* [The request] Filter the entries, keeping every line with the word "shared".

[Rows from a figure dataset]

——

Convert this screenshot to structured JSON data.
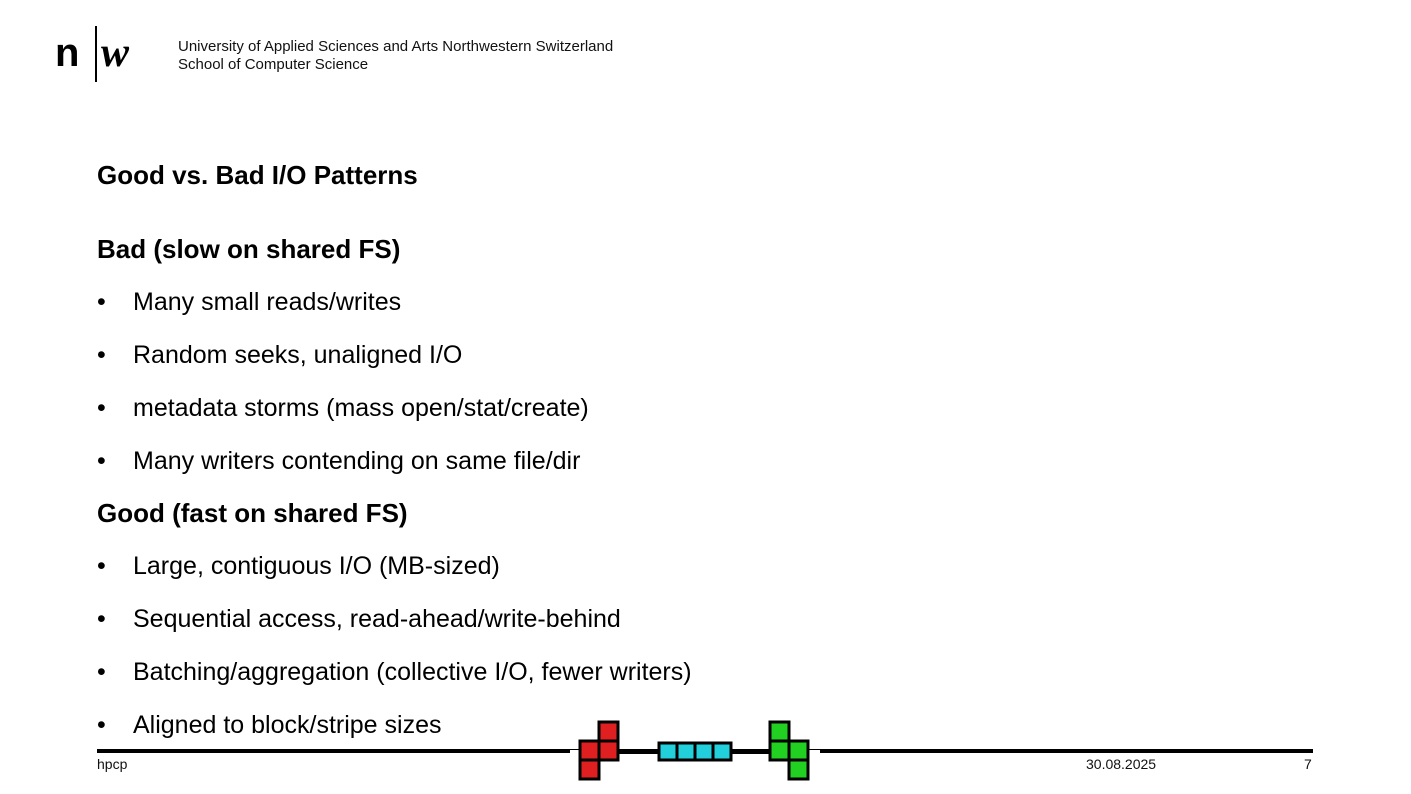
{
  "header": {
    "logo_text": "n|w",
    "institution_line1": "University of Applied Sciences and Arts Northwestern Switzerland",
    "institution_line2": "School of Computer Science"
  },
  "slide": {
    "title": "Good vs. Bad I/O Patterns",
    "bad_heading": "Bad (slow on shared FS)",
    "bad_items": [
      "Many small reads/writes",
      "Random seeks, unaligned I/O",
      "metadata storms (mass open/stat/create)",
      "Many writers contending on same file/dir"
    ],
    "good_heading": "Good (fast on shared FS)",
    "good_items": [
      "Large, contiguous I/O (MB-sized)",
      "Sequential access, read-ahead/write-behind",
      "Batching/aggregation (collective I/O, fewer writers)",
      "Aligned to block/stripe sizes"
    ],
    "bullet_char": "•"
  },
  "footer": {
    "left": "hpcp",
    "date": "30.08.2025",
    "page": "7",
    "tetris_colors": {
      "red": "#e02020",
      "cyan": "#22d0dc",
      "green": "#22d022"
    }
  }
}
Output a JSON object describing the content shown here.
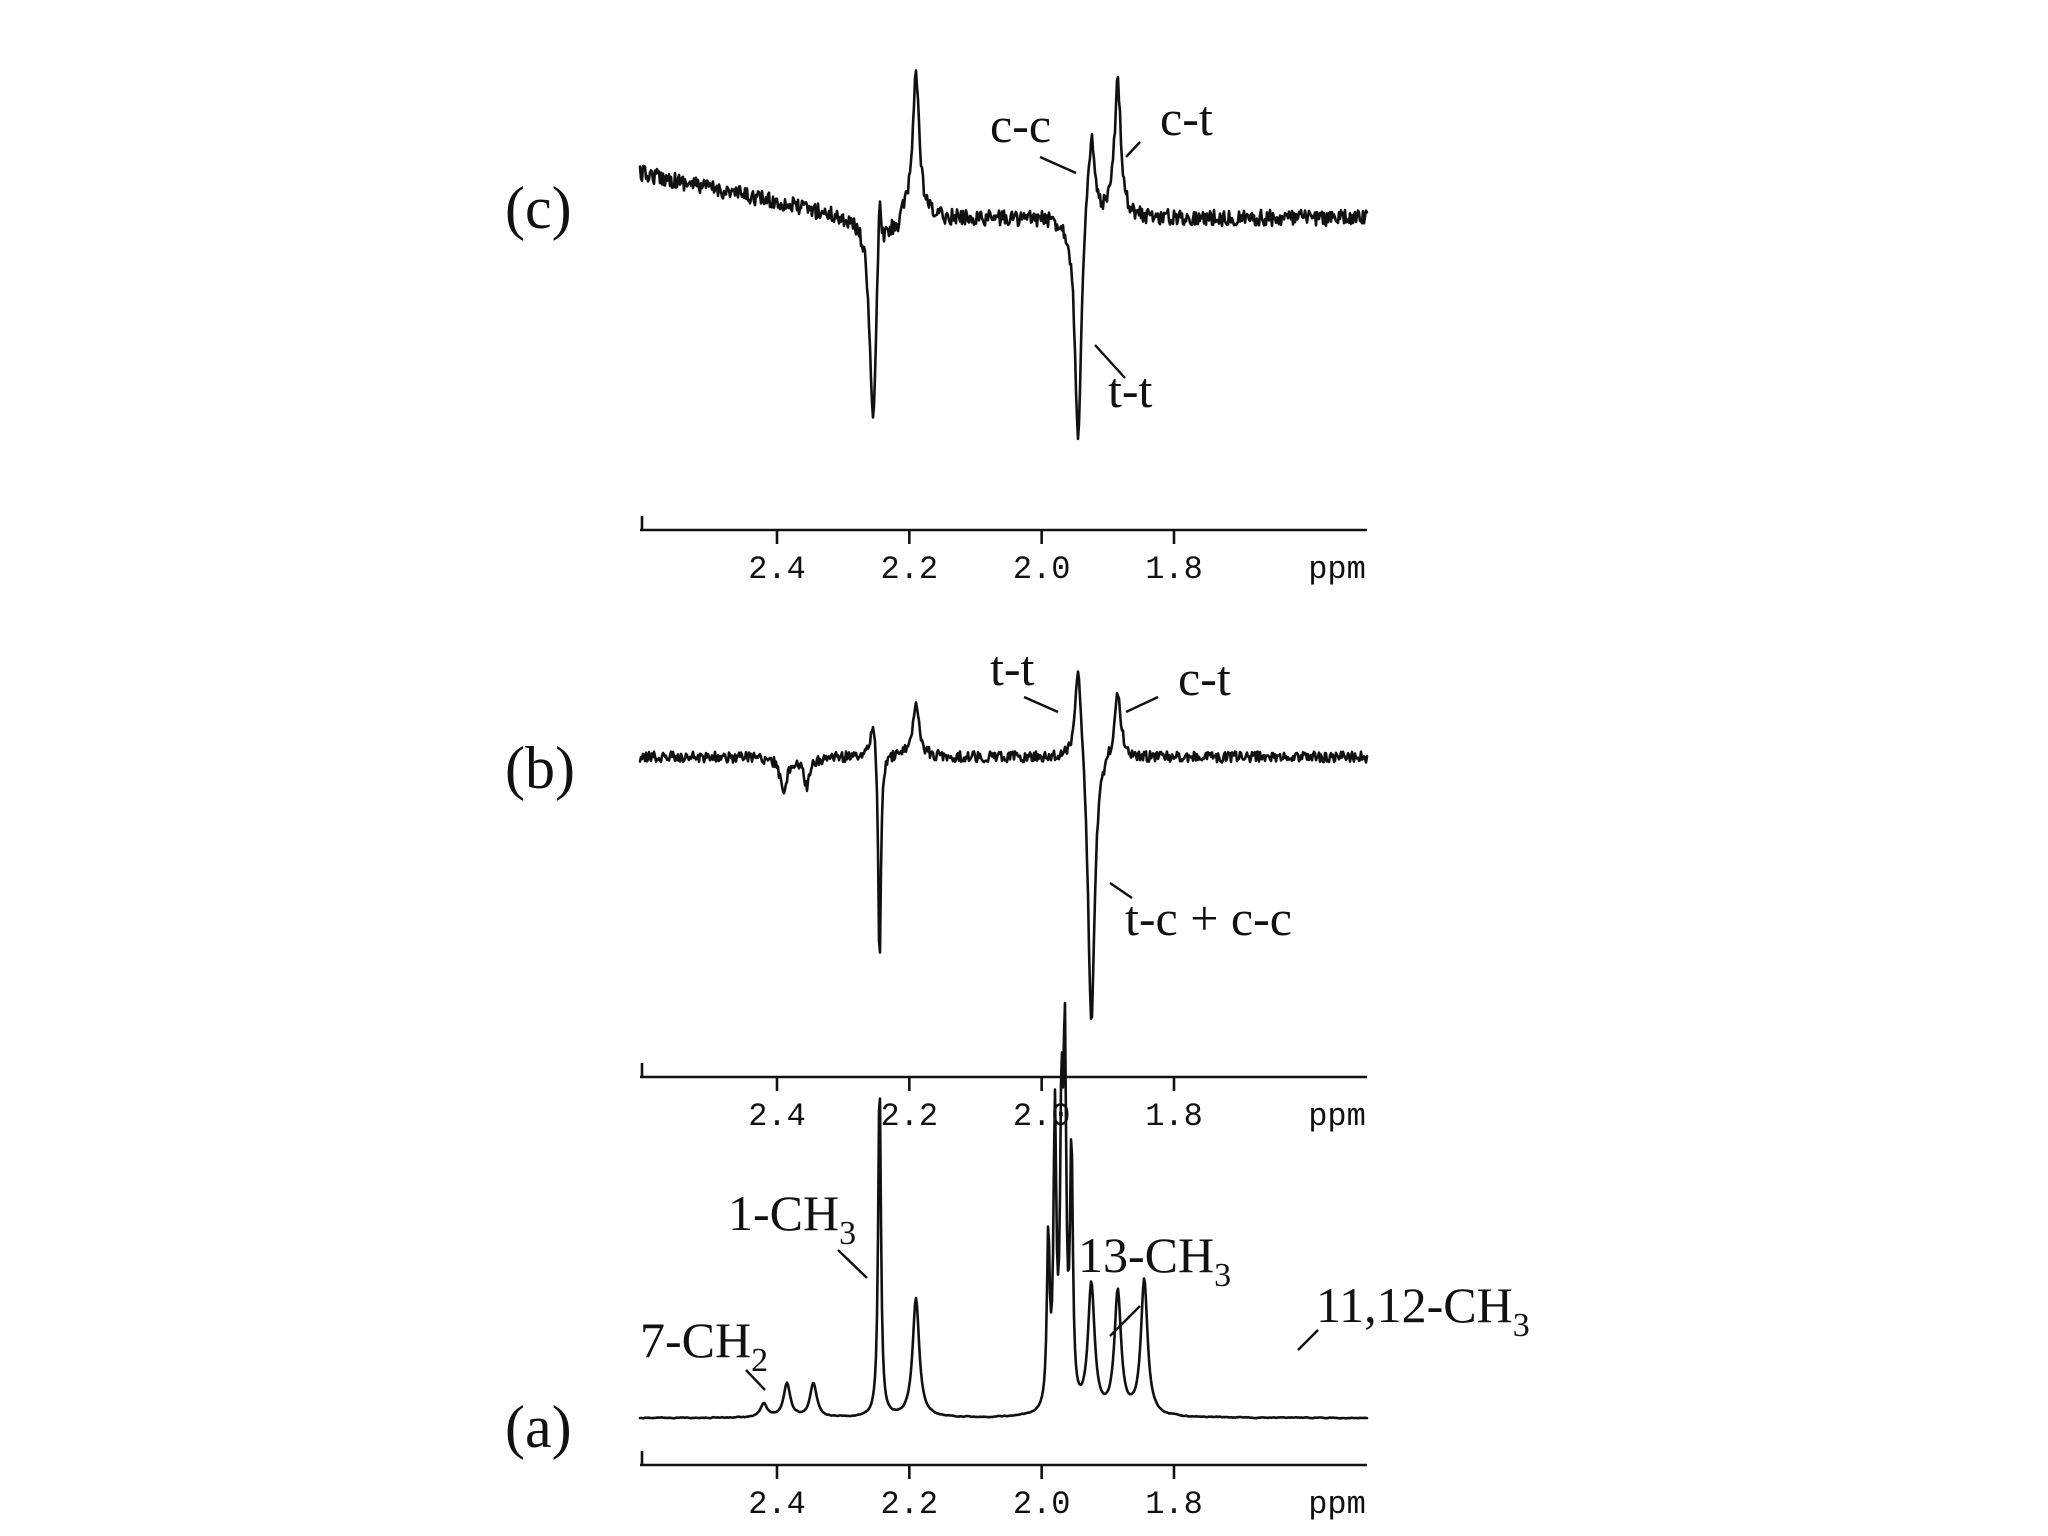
{
  "chart_data": [
    {
      "type": "line",
      "panel": "(c)",
      "x_unit": "ppm",
      "x_ticks": [
        2.4,
        2.2,
        2.0,
        1.8
      ],
      "xlim": [
        2.6,
        1.7
      ],
      "x_reversed": true,
      "peaks": [
        {
          "x": 2.255,
          "y": -0.85
        },
        {
          "x": 2.245,
          "y": 0.32
        },
        {
          "x": 2.19,
          "y": 0.92
        },
        {
          "x": 1.945,
          "y": -0.95
        },
        {
          "x": 1.925,
          "y": 0.55
        },
        {
          "x": 1.885,
          "y": 0.85
        }
      ],
      "annotations": [
        {
          "text": "c-c",
          "x": 1.925
        },
        {
          "text": "c-t",
          "x": 1.885
        },
        {
          "text": "t-t",
          "x": 1.945
        }
      ]
    },
    {
      "type": "line",
      "panel": "(b)",
      "x_unit": "ppm",
      "x_ticks": [
        2.4,
        2.2,
        2.0,
        1.8
      ],
      "xlim": [
        2.6,
        1.7
      ],
      "x_reversed": true,
      "peaks": [
        {
          "x": 2.39,
          "y": -0.13
        },
        {
          "x": 2.355,
          "y": -0.1
        },
        {
          "x": 2.255,
          "y": 0.2
        },
        {
          "x": 2.245,
          "y": -0.8
        },
        {
          "x": 2.19,
          "y": 0.35
        },
        {
          "x": 1.945,
          "y": 0.6
        },
        {
          "x": 1.925,
          "y": -1.0
        },
        {
          "x": 1.885,
          "y": 0.4
        }
      ],
      "annotations": [
        {
          "text": "t-t",
          "x": 1.945
        },
        {
          "text": "c-t",
          "x": 1.885
        },
        {
          "text": "t-c + c-c",
          "x": 1.925
        }
      ]
    },
    {
      "type": "line",
      "panel": "(a)",
      "x_unit": "ppm",
      "x_ticks": [
        2.4,
        2.2,
        2.0,
        1.8
      ],
      "xlim": [
        2.6,
        1.7
      ],
      "x_reversed": true,
      "peaks": [
        {
          "x": 2.42,
          "y": 0.04
        },
        {
          "x": 2.385,
          "y": 0.1
        },
        {
          "x": 2.345,
          "y": 0.1
        },
        {
          "x": 2.245,
          "y": 1.0
        },
        {
          "x": 2.19,
          "y": 0.35
        },
        {
          "x": 1.99,
          "y": 0.5
        },
        {
          "x": 1.98,
          "y": 0.85
        },
        {
          "x": 1.97,
          "y": 0.8
        },
        {
          "x": 1.965,
          "y": 1.0
        },
        {
          "x": 1.955,
          "y": 0.75
        },
        {
          "x": 1.925,
          "y": 0.38
        },
        {
          "x": 1.885,
          "y": 0.36
        },
        {
          "x": 1.845,
          "y": 0.4
        }
      ],
      "annotations": [
        {
          "text": "7-CH",
          "sub": "2",
          "x": 2.42
        },
        {
          "text": "1-CH",
          "sub": "3",
          "x": 2.245
        },
        {
          "text": "13-CH",
          "sub": "3",
          "x": 1.925
        },
        {
          "text": "11,12-CH",
          "sub": "3",
          "x": 1.865
        }
      ]
    }
  ]
}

——

* [Solution for this problem]
    "bad_heading": "Bad (slow on shared FS)",
    "good_heading": "Good (fast on shared FS)",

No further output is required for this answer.